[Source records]
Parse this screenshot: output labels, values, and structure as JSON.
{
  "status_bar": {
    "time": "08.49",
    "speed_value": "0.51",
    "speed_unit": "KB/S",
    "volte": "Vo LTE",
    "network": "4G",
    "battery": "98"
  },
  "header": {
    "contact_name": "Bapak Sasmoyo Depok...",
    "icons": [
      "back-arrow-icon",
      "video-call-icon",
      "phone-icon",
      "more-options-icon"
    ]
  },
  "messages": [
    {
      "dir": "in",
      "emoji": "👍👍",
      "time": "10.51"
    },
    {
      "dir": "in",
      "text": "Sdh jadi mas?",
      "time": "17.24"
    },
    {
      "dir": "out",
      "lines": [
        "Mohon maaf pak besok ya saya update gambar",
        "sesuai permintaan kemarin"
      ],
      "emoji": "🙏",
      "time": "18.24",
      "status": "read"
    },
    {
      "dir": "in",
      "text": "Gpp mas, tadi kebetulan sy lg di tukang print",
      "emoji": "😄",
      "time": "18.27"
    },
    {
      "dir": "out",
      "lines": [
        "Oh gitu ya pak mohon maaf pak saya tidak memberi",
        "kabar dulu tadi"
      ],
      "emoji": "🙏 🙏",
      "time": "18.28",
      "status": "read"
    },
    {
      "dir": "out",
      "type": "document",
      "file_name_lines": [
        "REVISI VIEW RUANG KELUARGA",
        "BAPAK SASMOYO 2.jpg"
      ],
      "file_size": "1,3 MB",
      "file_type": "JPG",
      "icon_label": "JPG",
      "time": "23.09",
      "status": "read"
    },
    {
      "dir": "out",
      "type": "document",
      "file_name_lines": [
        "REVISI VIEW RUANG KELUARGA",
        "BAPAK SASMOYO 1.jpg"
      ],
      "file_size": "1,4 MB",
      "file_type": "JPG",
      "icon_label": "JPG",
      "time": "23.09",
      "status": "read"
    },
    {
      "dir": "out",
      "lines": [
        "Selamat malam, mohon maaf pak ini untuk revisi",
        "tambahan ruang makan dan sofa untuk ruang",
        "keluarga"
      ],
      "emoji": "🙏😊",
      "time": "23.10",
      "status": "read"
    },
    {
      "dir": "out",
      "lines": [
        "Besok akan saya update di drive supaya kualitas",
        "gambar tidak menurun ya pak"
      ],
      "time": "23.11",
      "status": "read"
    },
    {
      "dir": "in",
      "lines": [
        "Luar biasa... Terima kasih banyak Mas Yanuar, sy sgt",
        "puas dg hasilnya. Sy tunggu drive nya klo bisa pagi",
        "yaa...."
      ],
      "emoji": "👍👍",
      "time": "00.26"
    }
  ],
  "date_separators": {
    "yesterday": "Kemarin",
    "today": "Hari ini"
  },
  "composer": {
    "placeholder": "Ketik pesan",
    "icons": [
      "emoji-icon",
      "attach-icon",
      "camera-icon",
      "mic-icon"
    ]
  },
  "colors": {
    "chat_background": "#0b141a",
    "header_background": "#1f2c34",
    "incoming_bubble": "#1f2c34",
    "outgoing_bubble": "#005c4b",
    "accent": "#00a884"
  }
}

— TASK TO COMPLETE —
Show every line in the entries where the string "untuk" occurs.

— TASK OUTPUT —
        "Selamat malam, mohon maaf pak ini untuk revisi",
        "tambahan ruang makan dan sofa untuk ruang",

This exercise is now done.